Change "elements" to "items" throughout the rows below and reproduce them with every other word unchanged. Omit the pictures from your answer.
═════ RECORD EXCERPTS ═════
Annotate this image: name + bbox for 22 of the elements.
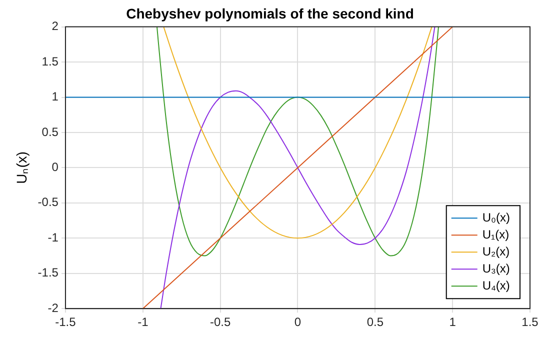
y-tick-label: 2 xyxy=(52,19,59,34)
legend-label: U₁(x) xyxy=(482,227,510,242)
y-tick-label: 1.5 xyxy=(42,54,59,68)
x-tick-label: 0.5 xyxy=(366,315,384,330)
x-tick-label: -0.5 xyxy=(210,315,231,330)
y-axis-title: Uₙ(x) xyxy=(13,151,30,184)
y-tick-label: -1 xyxy=(48,230,59,244)
x-tick-label: 0 xyxy=(294,315,302,330)
y-tick-label: 1 xyxy=(52,90,59,104)
y-tick-label: 0.5 xyxy=(42,124,59,139)
y-tick-label: 0 xyxy=(52,160,59,174)
x-tick-label: 1 xyxy=(449,315,456,330)
chart-title: Chebyshev polynomials of the second kind xyxy=(126,5,414,22)
x-tick-label: -1 xyxy=(138,315,149,330)
legend-label: U₀(x) xyxy=(482,210,510,224)
legend-label: U₂(x) xyxy=(482,244,510,258)
legend-label: U₃(x) xyxy=(482,261,510,276)
legend-label: U₄(x) xyxy=(482,278,510,292)
y-tick-label: -2 xyxy=(48,300,59,315)
y-tick-label: -1.5 xyxy=(38,266,59,280)
y-tick-label: -0.5 xyxy=(38,195,59,210)
x-tick-label: 1.5 xyxy=(522,315,539,330)
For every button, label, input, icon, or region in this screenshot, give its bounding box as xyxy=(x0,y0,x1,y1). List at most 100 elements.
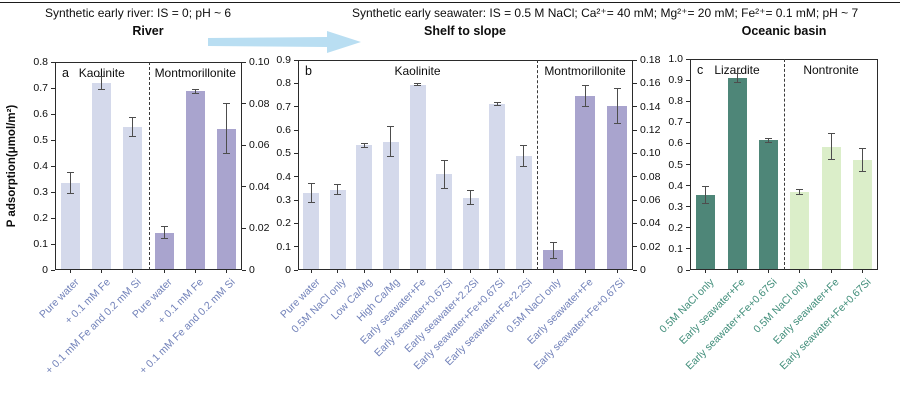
═════
● EXERCISE RESULT:
Annotate this image: name + bbox for 22 of the items.
y-tick-label: 2 xyxy=(52,19,59,34)
legend-label: U₁(x) xyxy=(482,227,510,242)
y-tick-label: 1.5 xyxy=(42,54,59,68)
x-tick-label: 0.5 xyxy=(366,315,384,330)
x-tick-label: -0.5 xyxy=(210,315,231,330)
y-axis-title: Uₙ(x) xyxy=(13,151,30,184)
y-tick-label: -1 xyxy=(48,230,59,244)
x-tick-label: 0 xyxy=(294,315,302,330)
y-tick-label: 1 xyxy=(52,90,59,104)
y-tick-label: 0.5 xyxy=(42,124,59,139)
y-tick-label: 0 xyxy=(52,160,59,174)
x-tick-label: 1 xyxy=(449,315,456,330)
chart-title: Chebyshev polynomials of the second kind xyxy=(126,5,414,22)
x-tick-label: -1 xyxy=(138,315,149,330)
legend-label: U₀(x) xyxy=(482,210,510,224)
legend-label: U₂(x) xyxy=(482,244,510,258)
legend-label: U₃(x) xyxy=(482,261,510,276)
legend-label: U₄(x) xyxy=(482,278,510,292)
y-tick-label: -2 xyxy=(48,300,59,315)
y-tick-label: -1.5 xyxy=(38,266,59,280)
y-tick-label: -0.5 xyxy=(38,195,59,210)
x-tick-label: 1.5 xyxy=(522,315,539,330)
For every button, label, input, icon, or region in this screenshot, give its bounding box as xyxy=(x0,y0,x1,y1). List at most 100 items.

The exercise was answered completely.